___ Dataset excerpts

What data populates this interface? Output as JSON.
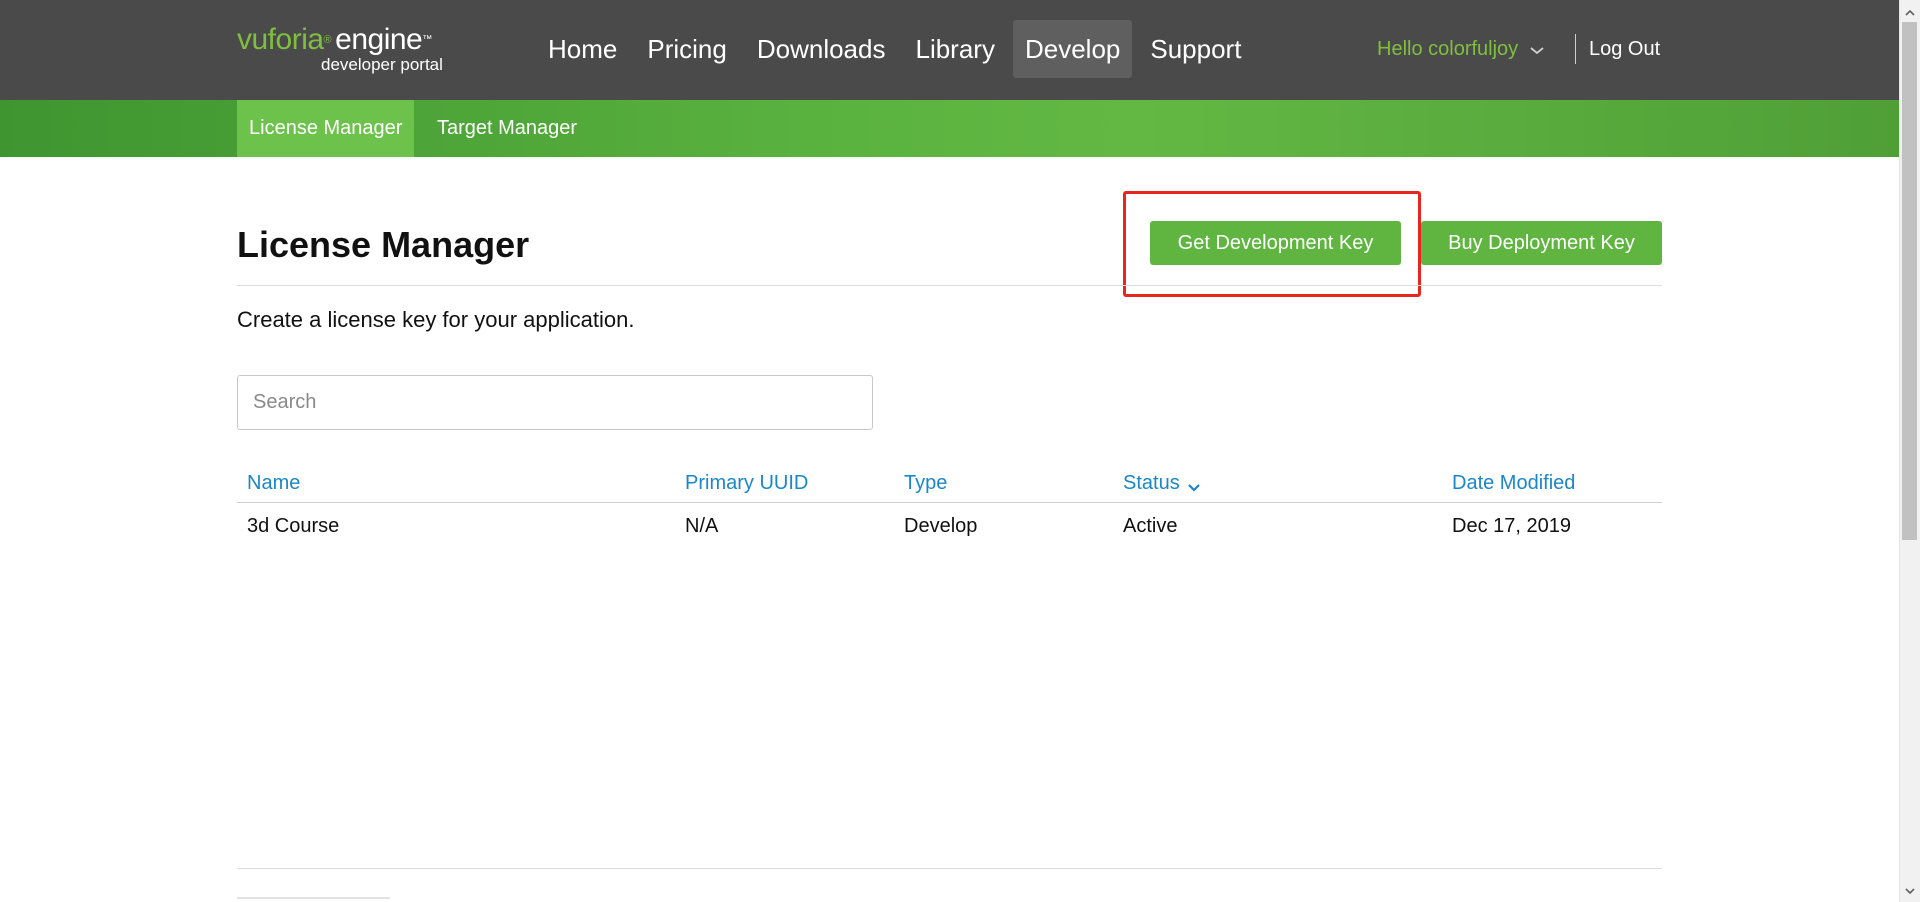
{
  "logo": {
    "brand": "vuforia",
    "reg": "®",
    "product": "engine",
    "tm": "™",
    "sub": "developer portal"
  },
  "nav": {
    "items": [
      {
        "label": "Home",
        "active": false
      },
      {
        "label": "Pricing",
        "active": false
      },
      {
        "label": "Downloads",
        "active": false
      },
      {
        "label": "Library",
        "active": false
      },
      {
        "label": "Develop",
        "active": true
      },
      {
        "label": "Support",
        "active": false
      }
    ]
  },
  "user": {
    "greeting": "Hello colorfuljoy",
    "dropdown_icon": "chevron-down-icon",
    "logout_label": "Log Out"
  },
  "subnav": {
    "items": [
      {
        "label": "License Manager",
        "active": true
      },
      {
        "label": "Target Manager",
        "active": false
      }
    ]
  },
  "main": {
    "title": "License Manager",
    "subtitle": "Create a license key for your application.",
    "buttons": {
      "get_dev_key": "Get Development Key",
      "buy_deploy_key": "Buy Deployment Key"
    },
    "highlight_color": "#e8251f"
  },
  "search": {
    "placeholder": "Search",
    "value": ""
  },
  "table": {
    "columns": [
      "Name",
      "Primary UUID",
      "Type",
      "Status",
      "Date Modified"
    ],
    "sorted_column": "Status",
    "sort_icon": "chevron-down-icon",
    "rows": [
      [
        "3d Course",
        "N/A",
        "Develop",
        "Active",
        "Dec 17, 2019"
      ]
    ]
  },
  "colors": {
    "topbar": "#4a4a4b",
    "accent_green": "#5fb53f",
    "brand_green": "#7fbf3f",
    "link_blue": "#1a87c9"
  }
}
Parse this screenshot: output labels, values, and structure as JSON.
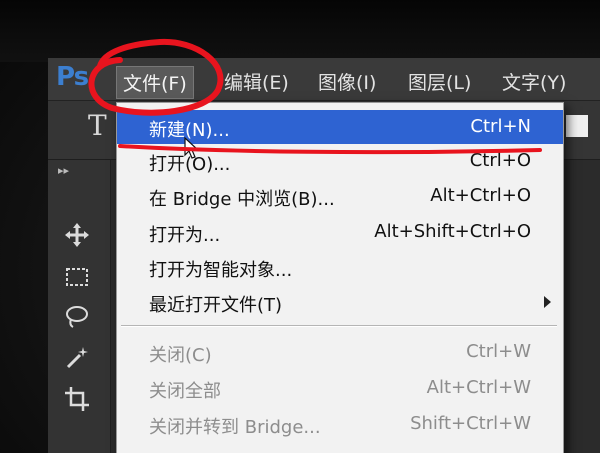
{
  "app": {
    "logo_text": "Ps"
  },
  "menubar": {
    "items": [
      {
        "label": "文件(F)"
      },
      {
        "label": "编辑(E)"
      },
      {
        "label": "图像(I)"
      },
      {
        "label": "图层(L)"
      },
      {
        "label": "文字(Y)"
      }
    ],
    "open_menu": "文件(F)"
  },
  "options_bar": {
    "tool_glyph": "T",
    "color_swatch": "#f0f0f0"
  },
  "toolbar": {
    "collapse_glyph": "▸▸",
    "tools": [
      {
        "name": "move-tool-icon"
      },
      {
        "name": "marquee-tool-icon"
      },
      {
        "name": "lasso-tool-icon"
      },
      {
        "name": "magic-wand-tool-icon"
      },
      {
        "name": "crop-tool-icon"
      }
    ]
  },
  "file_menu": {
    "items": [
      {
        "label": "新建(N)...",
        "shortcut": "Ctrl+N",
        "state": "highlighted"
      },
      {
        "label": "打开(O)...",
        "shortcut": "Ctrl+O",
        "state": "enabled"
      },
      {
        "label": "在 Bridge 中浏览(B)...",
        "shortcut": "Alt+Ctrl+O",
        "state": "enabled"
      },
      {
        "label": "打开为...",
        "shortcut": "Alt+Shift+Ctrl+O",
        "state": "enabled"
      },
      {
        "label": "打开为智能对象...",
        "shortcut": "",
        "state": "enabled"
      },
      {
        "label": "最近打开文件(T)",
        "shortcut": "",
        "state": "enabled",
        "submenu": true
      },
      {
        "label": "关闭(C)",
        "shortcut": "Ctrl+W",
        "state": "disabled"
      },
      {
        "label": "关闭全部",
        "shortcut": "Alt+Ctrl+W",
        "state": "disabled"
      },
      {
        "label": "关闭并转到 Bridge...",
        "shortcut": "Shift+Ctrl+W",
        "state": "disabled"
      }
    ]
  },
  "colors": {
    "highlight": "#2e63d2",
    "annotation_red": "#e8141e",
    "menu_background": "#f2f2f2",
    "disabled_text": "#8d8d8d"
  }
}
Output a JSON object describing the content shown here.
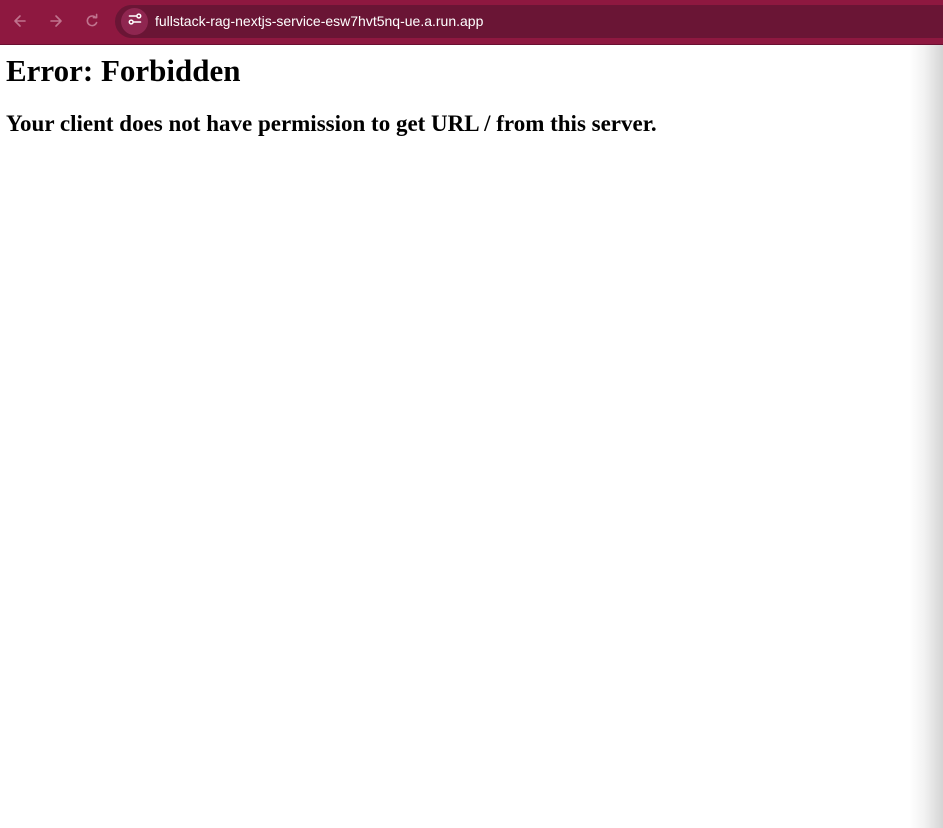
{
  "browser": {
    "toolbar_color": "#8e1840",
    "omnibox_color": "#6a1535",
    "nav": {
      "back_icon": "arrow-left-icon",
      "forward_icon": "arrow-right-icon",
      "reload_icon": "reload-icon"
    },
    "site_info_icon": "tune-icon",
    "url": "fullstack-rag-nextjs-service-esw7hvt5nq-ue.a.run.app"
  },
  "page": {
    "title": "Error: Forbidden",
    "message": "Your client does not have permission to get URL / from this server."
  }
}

______

- **Exercise brief**:
Your answer should be a single number: the count of lines in the listing that contain the word "this".

- **Expected answer**:
3